- **Problem to work on**: Collect all the lines that mention the word "icon".

* begin Task material *

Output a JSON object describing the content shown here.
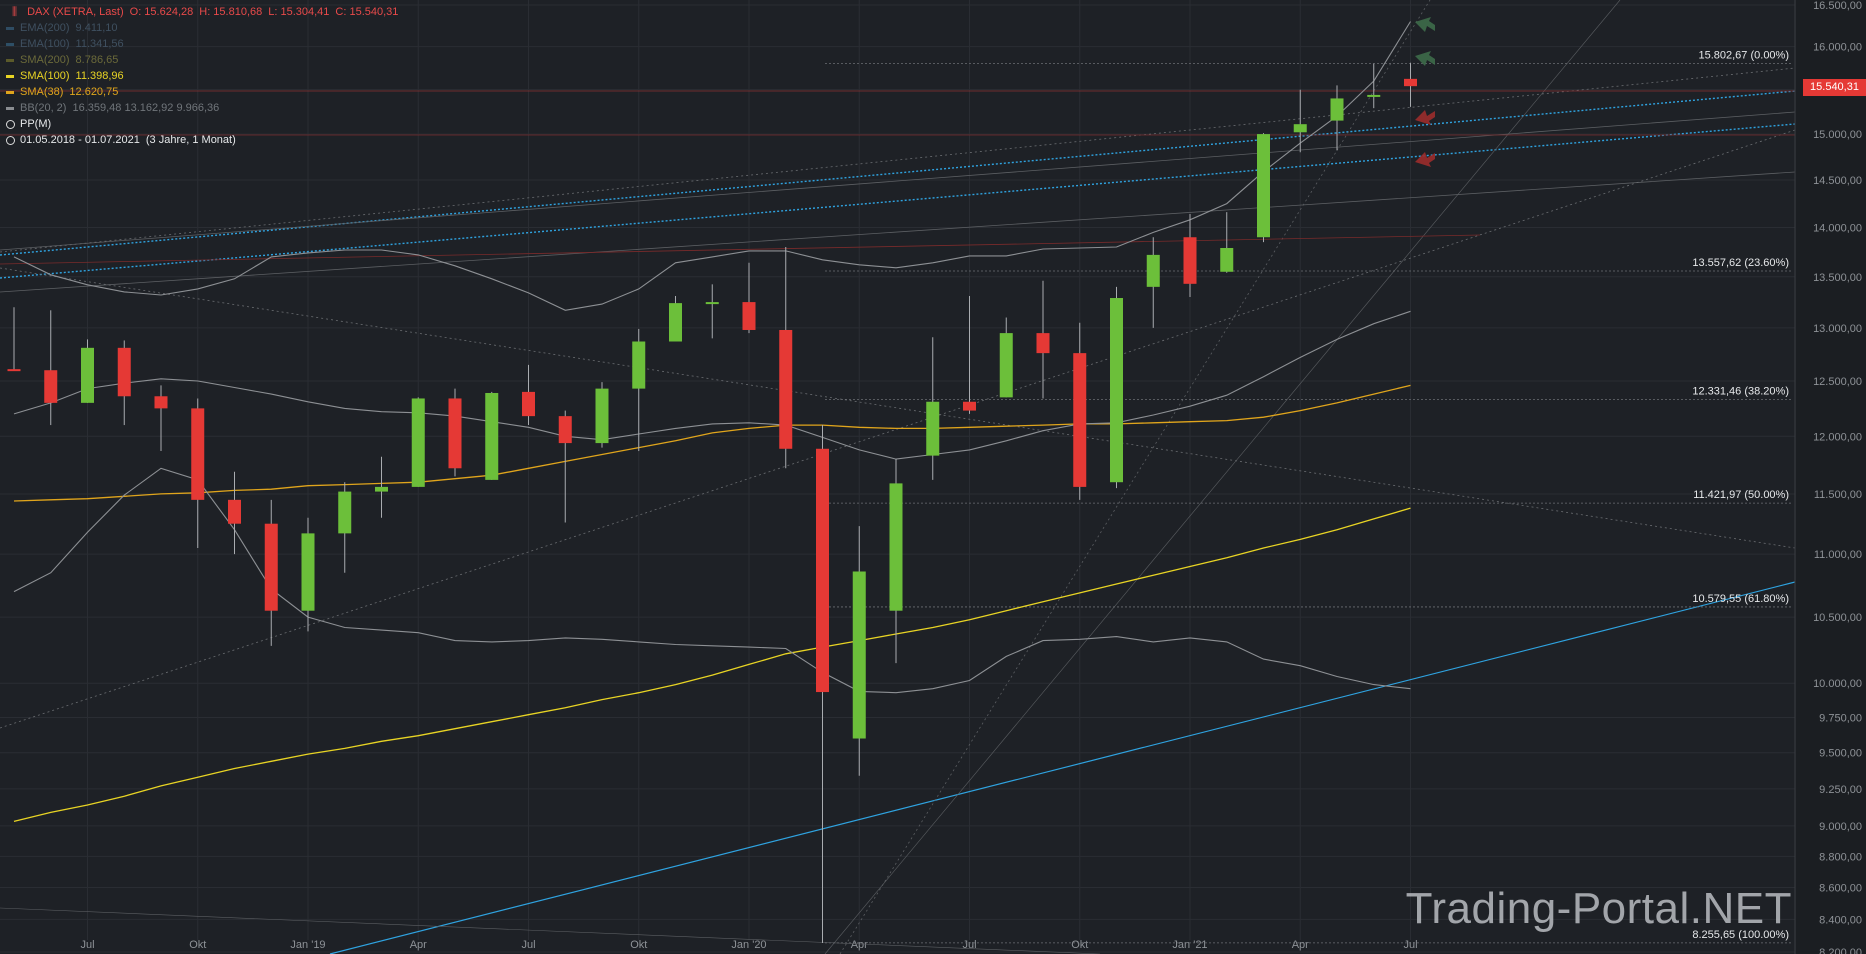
{
  "instrument": {
    "icon": "candles-icon",
    "title": "DAX (XETRA, Last)",
    "ohlc": {
      "o": "O: 15.624,28",
      "h": "H: 15.810,68",
      "l": "L: 15.304,41",
      "c": "C: 15.540,31"
    }
  },
  "legend": [
    {
      "label": "EMA(200)",
      "values": "9.411,10",
      "color": "#2f4c63",
      "dim": true
    },
    {
      "label": "EMA(100)",
      "values": "11.341,56",
      "color": "#2e4f66",
      "dim": true
    },
    {
      "label": "SMA(200)",
      "values": "8.786,65",
      "color": "#5b5a2a",
      "dim": true
    },
    {
      "label": "SMA(100)",
      "values": "11.398,96",
      "color": "#e8d424",
      "dim": false
    },
    {
      "label": "SMA(38)",
      "values": "12.620,75",
      "color": "#e0a51c",
      "dim": false
    },
    {
      "label": "BB(20, 2)",
      "values": "16.359,48  13.162,92  9.966,36",
      "color": "#8a8d91",
      "dim": true
    },
    {
      "label": "PP(M)",
      "values": "",
      "color": "#dddddd",
      "dim": false,
      "icon": "target-icon"
    },
    {
      "label": "01.05.2018 - 01.07.2021",
      "values": "(3 Jahre, 1 Monat)",
      "color": "#dddddd",
      "dim": false,
      "icon": "clock-icon"
    }
  ],
  "current_price": "15.540,31",
  "watermark": "Trading-Portal.NET",
  "colors": {
    "background": "#1e2126",
    "up": "#6cbf3a",
    "down": "#e53935",
    "bb": "#8d9094",
    "sma38": "#e0a51c",
    "sma100": "#e8d424",
    "trend_blue": "#2fa3e0"
  },
  "chart_data": {
    "type": "candlestick",
    "title": "DAX (XETRA, Last)",
    "x_tick_labels": [
      "Jul",
      "Okt",
      "Jan '19",
      "Apr",
      "Jul",
      "Okt",
      "Jan '20",
      "Apr",
      "Jul",
      "Okt",
      "Jan '21",
      "Apr",
      "Jul"
    ],
    "y_tick_labels": [
      "16.500,00",
      "16.000,00",
      "15.500,00",
      "15.000,00",
      "14.500,00",
      "14.000,00",
      "13.500,00",
      "13.000,00",
      "12.500,00",
      "12.000,00",
      "11.500,00",
      "11.000,00",
      "10.500,00",
      "10.000,00",
      "9.750,00",
      "9.500,00",
      "9.250,00",
      "9.000,00",
      "8.800,00",
      "8.600,00",
      "8.400,00",
      "8.200,00"
    ],
    "y_scale": "log",
    "ylim": [
      8200,
      16500
    ],
    "fibonacci": [
      {
        "label": "15.802,67 (0.00%)",
        "value": 15802.67
      },
      {
        "label": "13.557,62 (23.60%)",
        "value": 13557.62
      },
      {
        "label": "12.331,46 (38.20%)",
        "value": 12331.46
      },
      {
        "label": "11.421,97 (50.00%)",
        "value": 11421.97
      },
      {
        "label": "10.579,55 (61.80%)",
        "value": 10579.55
      },
      {
        "label": "8.255,65 (100.00%)",
        "value": 8255.65
      }
    ],
    "candles": [
      {
        "month": "2018-05",
        "o": 12610,
        "h": 13200,
        "l": 12600,
        "c": 12600
      },
      {
        "month": "2018-06",
        "o": 12600,
        "h": 13170,
        "l": 12100,
        "c": 12300
      },
      {
        "month": "2018-07",
        "o": 12300,
        "h": 12890,
        "l": 12300,
        "c": 12810
      },
      {
        "month": "2018-08",
        "o": 12810,
        "h": 12880,
        "l": 12100,
        "c": 12360
      },
      {
        "month": "2018-09",
        "o": 12360,
        "h": 12460,
        "l": 11870,
        "c": 12250
      },
      {
        "month": "2018-10",
        "o": 12250,
        "h": 12340,
        "l": 11050,
        "c": 11450
      },
      {
        "month": "2018-11",
        "o": 11450,
        "h": 11690,
        "l": 11000,
        "c": 11250
      },
      {
        "month": "2018-12",
        "o": 11250,
        "h": 11450,
        "l": 10280,
        "c": 10550
      },
      {
        "month": "2019-01",
        "o": 10550,
        "h": 11300,
        "l": 10390,
        "c": 11170
      },
      {
        "month": "2019-02",
        "o": 11170,
        "h": 11600,
        "l": 10850,
        "c": 11520
      },
      {
        "month": "2019-03",
        "o": 11520,
        "h": 11820,
        "l": 11300,
        "c": 11560
      },
      {
        "month": "2019-04",
        "o": 11560,
        "h": 12350,
        "l": 11560,
        "c": 12340
      },
      {
        "month": "2019-05",
        "o": 12340,
        "h": 12430,
        "l": 11650,
        "c": 11720
      },
      {
        "month": "2019-06",
        "o": 11620,
        "h": 12400,
        "l": 11620,
        "c": 12390
      },
      {
        "month": "2019-07",
        "o": 12400,
        "h": 12650,
        "l": 12100,
        "c": 12180
      },
      {
        "month": "2019-08",
        "o": 12180,
        "h": 12230,
        "l": 11260,
        "c": 11940
      },
      {
        "month": "2019-09",
        "o": 11940,
        "h": 12490,
        "l": 11900,
        "c": 12430
      },
      {
        "month": "2019-10",
        "o": 12430,
        "h": 12990,
        "l": 11870,
        "c": 12870
      },
      {
        "month": "2019-11",
        "o": 12870,
        "h": 13310,
        "l": 12870,
        "c": 13240
      },
      {
        "month": "2019-12",
        "o": 13240,
        "h": 13425,
        "l": 12900,
        "c": 13250
      },
      {
        "month": "2020-01",
        "o": 13250,
        "h": 13640,
        "l": 12950,
        "c": 12980
      },
      {
        "month": "2020-02",
        "o": 12980,
        "h": 13800,
        "l": 11720,
        "c": 11890
      },
      {
        "month": "2020-03",
        "o": 11890,
        "h": 12100,
        "l": 8255,
        "c": 9935
      },
      {
        "month": "2020-04",
        "o": 9600,
        "h": 11230,
        "l": 9340,
        "c": 10860
      },
      {
        "month": "2020-05",
        "o": 10550,
        "h": 11800,
        "l": 10150,
        "c": 11590
      },
      {
        "month": "2020-06",
        "o": 11830,
        "h": 12910,
        "l": 11620,
        "c": 12310
      },
      {
        "month": "2020-07",
        "o": 12310,
        "h": 13310,
        "l": 12200,
        "c": 12230
      },
      {
        "month": "2020-08",
        "o": 12350,
        "h": 13100,
        "l": 12350,
        "c": 12950
      },
      {
        "month": "2020-09",
        "o": 12950,
        "h": 13460,
        "l": 12340,
        "c": 12760
      },
      {
        "month": "2020-10",
        "o": 12760,
        "h": 13050,
        "l": 11450,
        "c": 11560
      },
      {
        "month": "2020-11",
        "o": 11600,
        "h": 13400,
        "l": 11550,
        "c": 13290
      },
      {
        "month": "2020-12",
        "o": 13400,
        "h": 13900,
        "l": 13000,
        "c": 13720
      },
      {
        "month": "2021-01",
        "o": 13900,
        "h": 14140,
        "l": 13300,
        "c": 13430
      },
      {
        "month": "2021-02",
        "o": 13550,
        "h": 14160,
        "l": 13540,
        "c": 13790
      },
      {
        "month": "2021-03",
        "o": 13900,
        "h": 15010,
        "l": 13850,
        "c": 15000
      },
      {
        "month": "2021-04",
        "o": 15020,
        "h": 15500,
        "l": 14800,
        "c": 15110
      },
      {
        "month": "2021-05",
        "o": 15150,
        "h": 15550,
        "l": 14820,
        "c": 15400
      },
      {
        "month": "2021-06",
        "o": 15420,
        "h": 15800,
        "l": 15290,
        "c": 15440
      },
      {
        "month": "2021-07",
        "o": 15624.28,
        "h": 15810.68,
        "l": 15304.41,
        "c": 15540.31
      }
    ],
    "bb_upper": [
      13700,
      13520,
      13420,
      13350,
      13320,
      13380,
      13480,
      13700,
      13740,
      13770,
      13770,
      13720,
      13610,
      13480,
      13340,
      13170,
      13230,
      13380,
      13640,
      13700,
      13760,
      13760,
      13670,
      13620,
      13590,
      13640,
      13710,
      13710,
      13780,
      13790,
      13800,
      13950,
      14080,
      14250,
      14590,
      14900,
      15200,
      15600,
      16300
    ],
    "bb_middle": [
      12200,
      12300,
      12430,
      12480,
      12520,
      12500,
      12440,
      12380,
      12310,
      12250,
      12220,
      12210,
      12180,
      12130,
      12080,
      12000,
      11970,
      12020,
      12070,
      12110,
      12120,
      12100,
      11990,
      11880,
      11800,
      11840,
      11880,
      11960,
      12050,
      12110,
      12120,
      12190,
      12270,
      12370,
      12540,
      12720,
      12890,
      13040,
      13160
    ],
    "bb_lower": [
      10700,
      10850,
      11180,
      11490,
      11720,
      11620,
      11200,
      10720,
      10500,
      10420,
      10400,
      10380,
      10320,
      10310,
      10320,
      10340,
      10330,
      10310,
      10290,
      10280,
      10270,
      10260,
      10080,
      9940,
      9930,
      9960,
      10020,
      10200,
      10320,
      10330,
      10350,
      10310,
      10340,
      10310,
      10180,
      10130,
      10050,
      9990,
      9960
    ],
    "sma38": [
      11440,
      11450,
      11460,
      11480,
      11500,
      11510,
      11530,
      11540,
      11570,
      11580,
      11590,
      11600,
      11630,
      11660,
      11720,
      11780,
      11840,
      11900,
      11960,
      12030,
      12070,
      12100,
      12100,
      12080,
      12070,
      12070,
      12080,
      12090,
      12100,
      12110,
      12110,
      12120,
      12130,
      12140,
      12170,
      12230,
      12300,
      12380,
      12460
    ],
    "sma100": [
      9030,
      9090,
      9140,
      9200,
      9270,
      9330,
      9390,
      9440,
      9490,
      9530,
      9580,
      9620,
      9670,
      9720,
      9770,
      9820,
      9880,
      9930,
      9990,
      10060,
      10140,
      10220,
      10270,
      10320,
      10370,
      10420,
      10480,
      10550,
      10620,
      10690,
      10760,
      10830,
      10900,
      10970,
      11050,
      11120,
      11200,
      11290,
      11380
    ]
  }
}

* end Task material *

- **Problem solution**:
    "icon": "candles-icon",
      "icon": "target-icon"
      "icon": "clock-icon"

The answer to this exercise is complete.